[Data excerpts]

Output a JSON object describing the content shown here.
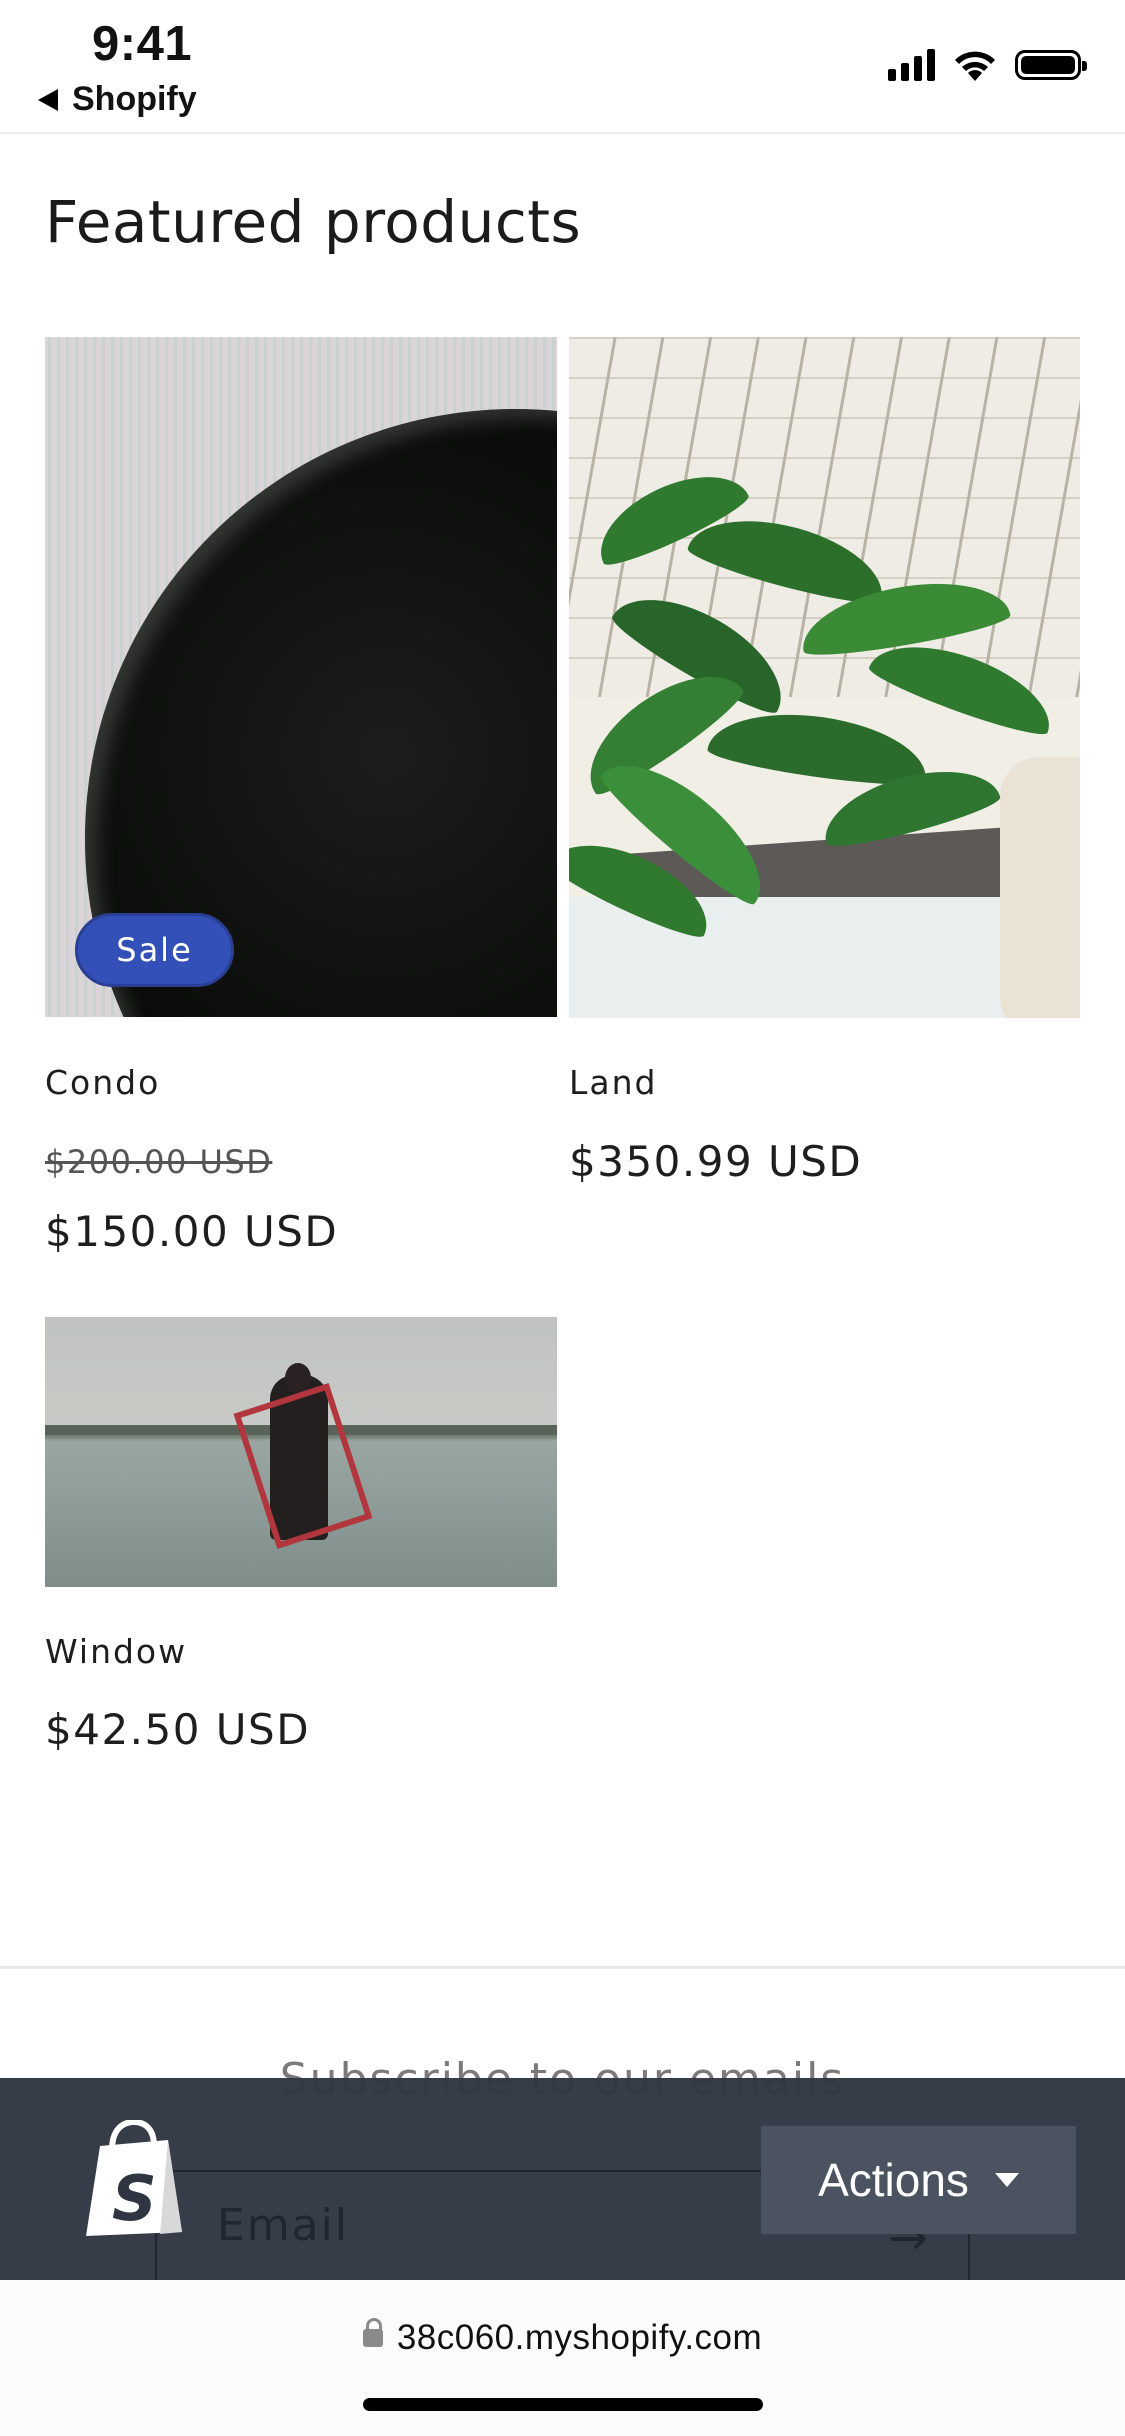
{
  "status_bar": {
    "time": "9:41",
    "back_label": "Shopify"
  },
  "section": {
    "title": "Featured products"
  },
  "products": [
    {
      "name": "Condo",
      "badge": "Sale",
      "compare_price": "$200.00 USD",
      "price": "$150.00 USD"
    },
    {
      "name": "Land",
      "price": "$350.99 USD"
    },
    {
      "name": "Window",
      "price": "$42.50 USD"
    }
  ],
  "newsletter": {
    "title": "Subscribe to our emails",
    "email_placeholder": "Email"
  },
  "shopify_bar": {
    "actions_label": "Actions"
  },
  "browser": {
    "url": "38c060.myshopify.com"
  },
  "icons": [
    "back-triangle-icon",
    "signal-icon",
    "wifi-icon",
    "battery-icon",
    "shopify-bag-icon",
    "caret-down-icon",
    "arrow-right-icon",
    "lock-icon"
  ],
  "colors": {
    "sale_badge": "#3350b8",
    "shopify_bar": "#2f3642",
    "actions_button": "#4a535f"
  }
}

## Task brief
Work out the number of lines above that include the string "title" and write only that number.

## Result of the task
2